Exercise prompt ▸ Scan the material for the word "User", and copy each line where it shows up.
-- Begin Data to use --
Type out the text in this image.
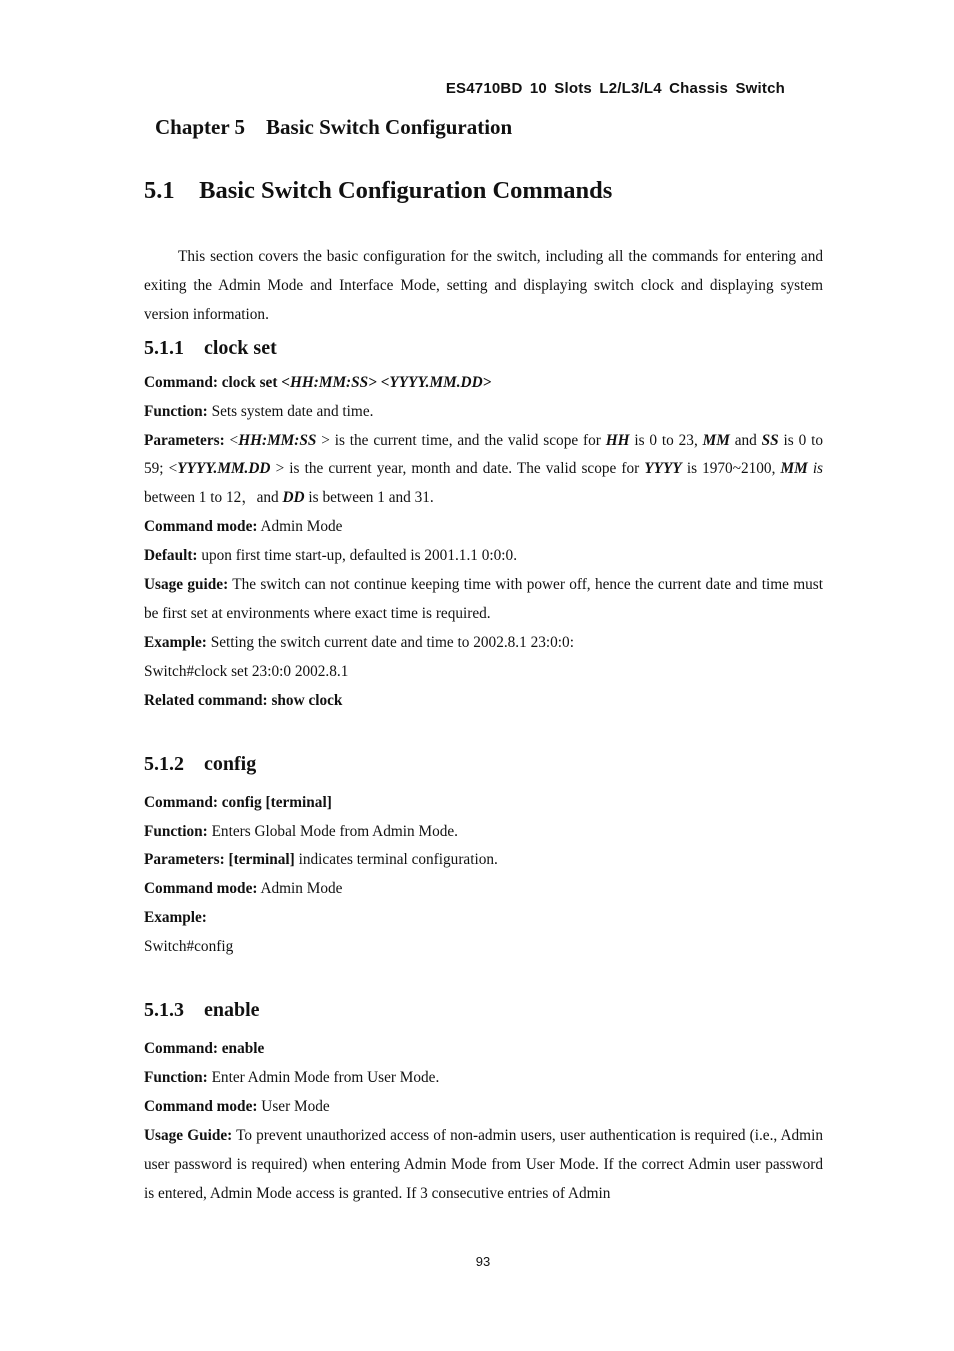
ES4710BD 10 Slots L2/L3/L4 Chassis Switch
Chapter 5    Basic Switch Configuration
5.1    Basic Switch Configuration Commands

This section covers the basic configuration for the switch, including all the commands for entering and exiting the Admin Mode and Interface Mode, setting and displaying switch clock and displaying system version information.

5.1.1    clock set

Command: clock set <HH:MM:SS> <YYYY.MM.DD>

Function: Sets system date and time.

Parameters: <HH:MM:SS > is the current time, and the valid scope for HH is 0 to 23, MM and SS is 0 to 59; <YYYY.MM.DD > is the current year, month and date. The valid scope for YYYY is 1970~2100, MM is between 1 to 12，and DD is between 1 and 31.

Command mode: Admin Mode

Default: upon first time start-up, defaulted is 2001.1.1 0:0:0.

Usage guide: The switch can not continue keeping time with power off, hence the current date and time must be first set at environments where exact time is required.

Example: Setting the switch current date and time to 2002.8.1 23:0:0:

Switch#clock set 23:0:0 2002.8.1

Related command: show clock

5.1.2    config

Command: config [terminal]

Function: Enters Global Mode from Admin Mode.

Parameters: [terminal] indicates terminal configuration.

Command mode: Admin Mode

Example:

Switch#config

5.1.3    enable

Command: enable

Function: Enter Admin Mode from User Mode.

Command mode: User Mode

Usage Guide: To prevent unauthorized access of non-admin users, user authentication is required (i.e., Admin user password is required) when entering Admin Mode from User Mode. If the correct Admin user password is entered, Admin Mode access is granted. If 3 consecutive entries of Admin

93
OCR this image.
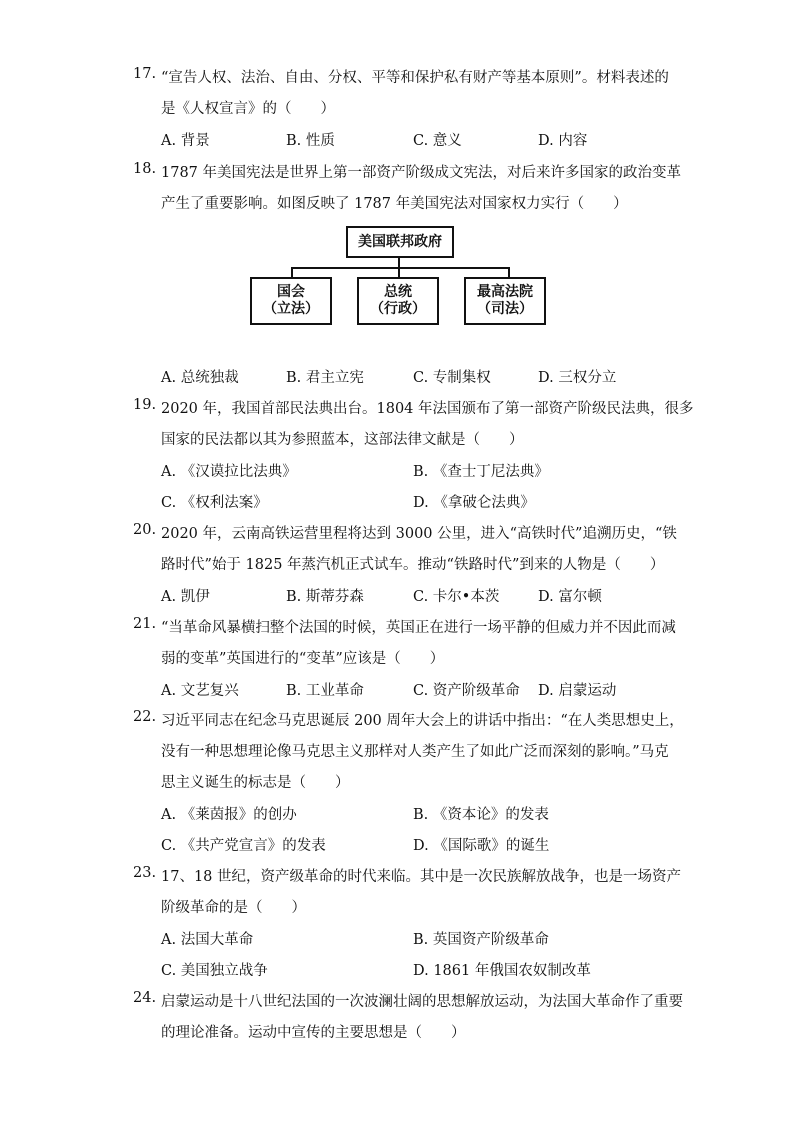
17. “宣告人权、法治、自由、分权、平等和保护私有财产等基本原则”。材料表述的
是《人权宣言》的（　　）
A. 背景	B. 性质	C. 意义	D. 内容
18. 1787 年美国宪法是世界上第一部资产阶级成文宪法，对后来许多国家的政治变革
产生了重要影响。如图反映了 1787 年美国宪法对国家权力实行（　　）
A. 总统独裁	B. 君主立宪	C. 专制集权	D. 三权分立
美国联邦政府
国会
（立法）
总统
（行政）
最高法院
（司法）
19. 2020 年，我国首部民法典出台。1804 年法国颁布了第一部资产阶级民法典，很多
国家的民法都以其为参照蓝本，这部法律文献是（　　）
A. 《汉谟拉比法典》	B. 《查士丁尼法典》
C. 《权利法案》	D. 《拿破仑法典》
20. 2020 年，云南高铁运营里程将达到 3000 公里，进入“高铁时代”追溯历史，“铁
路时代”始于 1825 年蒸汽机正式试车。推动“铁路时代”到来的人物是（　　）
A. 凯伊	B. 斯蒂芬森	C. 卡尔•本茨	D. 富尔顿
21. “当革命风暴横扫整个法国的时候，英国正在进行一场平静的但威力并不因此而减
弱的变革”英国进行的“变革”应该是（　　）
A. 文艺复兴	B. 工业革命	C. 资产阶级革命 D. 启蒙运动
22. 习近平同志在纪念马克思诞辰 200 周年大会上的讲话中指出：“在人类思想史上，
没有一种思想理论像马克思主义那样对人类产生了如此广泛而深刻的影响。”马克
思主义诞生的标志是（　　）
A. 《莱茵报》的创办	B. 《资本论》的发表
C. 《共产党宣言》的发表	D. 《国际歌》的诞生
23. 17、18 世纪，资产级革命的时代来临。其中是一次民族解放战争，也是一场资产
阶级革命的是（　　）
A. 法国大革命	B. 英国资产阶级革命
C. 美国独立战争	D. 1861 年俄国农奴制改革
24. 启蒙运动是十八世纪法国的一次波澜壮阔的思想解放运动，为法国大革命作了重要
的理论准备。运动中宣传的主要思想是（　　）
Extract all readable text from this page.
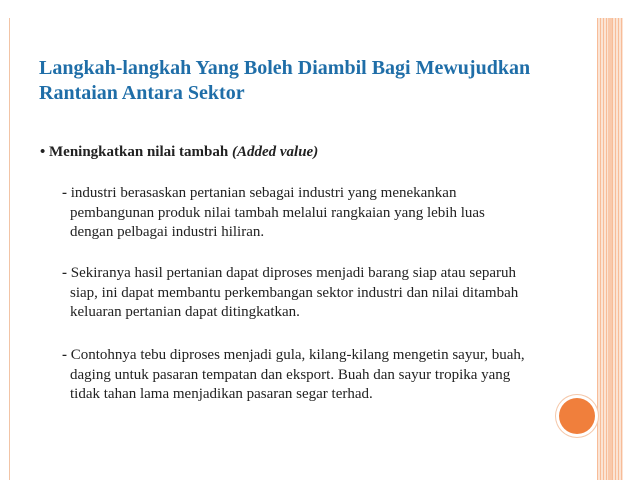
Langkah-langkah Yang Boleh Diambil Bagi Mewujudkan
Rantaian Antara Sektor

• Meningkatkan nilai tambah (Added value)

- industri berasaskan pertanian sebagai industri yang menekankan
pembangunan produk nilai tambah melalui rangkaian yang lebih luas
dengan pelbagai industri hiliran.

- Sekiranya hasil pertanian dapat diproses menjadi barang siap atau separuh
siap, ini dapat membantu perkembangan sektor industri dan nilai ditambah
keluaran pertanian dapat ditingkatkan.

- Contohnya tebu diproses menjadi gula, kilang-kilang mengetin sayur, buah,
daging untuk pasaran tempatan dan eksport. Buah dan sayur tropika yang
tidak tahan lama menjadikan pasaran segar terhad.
-- End Data to use --
Solved exercise ▸
Function: Enter Admin Mode from User Mode.
Command mode: User Mode
Usage Guide: To prevent unauthorized access of non-admin users, user authentication is required (i.e., Admin user password is required) when entering Admin Mode from User Mode. If the correct Admin user password is entered, Admin Mode access is granted. If 3 consecutive entries of Admin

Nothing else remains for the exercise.